- _Document_
Motif Data Configuration

When RGT is installed, it will automatically create a folder to store additional data (default: ~/rgtdata). Within the subfolder motifs, files related to the motif analysis tool will be added: position frequency matrices (describing transcription factor motifs), files needed for the HTML report, etc.

What is not included is the “Motif Logos”, a graphical representation of TF binding affinity (ie, of the PWMs), like this one:

In this section we will describe how to create the motif logos and the various ways they can be added to the final HTML report. We will also explain how to add additional motif repositories, both from known sources (JASPAR, Hocomoco) and your own hand-crafted ones.

Create Motif Logos

# move inside your RGTDATA folder
cd ~/rgtdata

# run this to generate logos for all available repositories
python setupLogoData.py --all

After this, your directory tree should look somewhat like this:

├── fig
├── fp_hmms
├── hg19
├── hg38
├── lib
├── logos
│   ├── hocomoco
│   ├── jaspar_vertebrates
│   ├── uniprobe_primary
│   └── uniprobe_secondary
├── mm10
├── mm9
├── motifs
│   ├── hocomoco
│   ├── jaspar_vertebrates
│   ├── uniprobe_primary
│   └── uniprobe_secondary
├── zv10
└── zv9

Note how the directories within motifs match the newly created directories within logos.

But what if you added a new repository, jaspar_plants?

├── motifs
│   ├── hocomoco
│   ├── jaspar_plants
│   ├── jaspar_vertebrates
│   ├── uniprobe_primary
│   └── uniprobe_secondary

You wouldn’t want to re-create all the logos. So you run, instead, the following command:

# generate logos only for the jaspar_plants directory,
# as long as it exists inside the motifs directory
python setupLogoData.py jaspar_plants

Afterwards, your logos directory will look like this:

├── logos
│   ├── hocomoco
│   ├── jaspar_plants
│   ├── jaspar_vertebrates
│   ├── uniprobe_primary
│   └── uniprobe_secondary

Inside each of these directories you’ll see the logo images, ready for use by the Motif Analysis tool when creating the HTML report.

Add a new Motif Repository

There are two ways to add a motif repository: an easy one, and a more complex one. We will cover both, with their pros and cons, in this section.

In short, the easy way requires only adding the PWM files into a directory. The harder way requires obtaining and formatting the motif annotation.

- _Actions to take_
[1] In the motif data configuration page, why is the jaspar_plants repository handled with `python setupLogoData.py jaspar_plants` instead of `python setupLogoData.py --all`?
[2] Collect every line in the records that contains the string "prior", matching case exactly.

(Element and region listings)

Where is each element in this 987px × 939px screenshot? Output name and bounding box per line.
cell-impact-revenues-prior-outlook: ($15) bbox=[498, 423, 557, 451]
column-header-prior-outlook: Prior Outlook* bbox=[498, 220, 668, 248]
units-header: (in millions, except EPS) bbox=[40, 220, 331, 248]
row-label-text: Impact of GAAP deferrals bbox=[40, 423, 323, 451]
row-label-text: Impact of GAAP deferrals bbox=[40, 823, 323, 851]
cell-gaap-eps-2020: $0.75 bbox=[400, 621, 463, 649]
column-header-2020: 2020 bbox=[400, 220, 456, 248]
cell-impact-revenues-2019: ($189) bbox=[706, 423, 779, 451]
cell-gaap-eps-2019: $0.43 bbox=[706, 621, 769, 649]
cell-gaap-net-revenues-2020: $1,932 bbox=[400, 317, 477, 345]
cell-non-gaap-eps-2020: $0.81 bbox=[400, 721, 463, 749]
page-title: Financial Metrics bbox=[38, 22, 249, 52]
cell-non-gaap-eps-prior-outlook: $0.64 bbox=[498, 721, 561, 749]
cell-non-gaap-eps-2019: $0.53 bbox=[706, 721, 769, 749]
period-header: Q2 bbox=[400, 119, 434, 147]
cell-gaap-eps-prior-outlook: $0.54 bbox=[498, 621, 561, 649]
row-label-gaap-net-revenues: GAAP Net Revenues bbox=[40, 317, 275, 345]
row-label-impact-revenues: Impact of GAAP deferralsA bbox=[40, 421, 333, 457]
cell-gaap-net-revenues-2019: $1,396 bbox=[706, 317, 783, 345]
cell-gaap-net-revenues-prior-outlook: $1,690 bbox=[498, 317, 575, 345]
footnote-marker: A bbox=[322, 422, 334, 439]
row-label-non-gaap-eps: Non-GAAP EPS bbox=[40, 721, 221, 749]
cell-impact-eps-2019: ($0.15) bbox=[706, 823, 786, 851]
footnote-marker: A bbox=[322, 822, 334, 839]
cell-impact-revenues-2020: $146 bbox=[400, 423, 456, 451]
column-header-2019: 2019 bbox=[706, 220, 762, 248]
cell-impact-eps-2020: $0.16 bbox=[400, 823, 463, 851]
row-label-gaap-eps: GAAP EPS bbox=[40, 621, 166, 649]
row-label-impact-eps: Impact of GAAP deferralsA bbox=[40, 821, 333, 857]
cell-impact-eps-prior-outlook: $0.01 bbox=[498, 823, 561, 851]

- _Solutions by task_
[1] With `--all`, logos would be generated for every available repository, which would mean re-creating all the existing logos. Naming jaspar_plants generates logos only for that new directory inside motifs.

[2]
cell-impact-revenues-prior-outlook: ($15) bbox=[498, 423, 557, 451]
column-header-prior-outlook: Prior Outlook* bbox=[498, 220, 668, 248]
cell-non-gaap-eps-prior-outlook: $0.64 bbox=[498, 721, 561, 749]
cell-gaap-eps-prior-outlook: $0.54 bbox=[498, 621, 561, 649]
cell-gaap-net-revenues-prior-outlook: $1,690 bbox=[498, 317, 575, 345]
cell-impact-eps-prior-outlook: $0.01 bbox=[498, 823, 561, 851]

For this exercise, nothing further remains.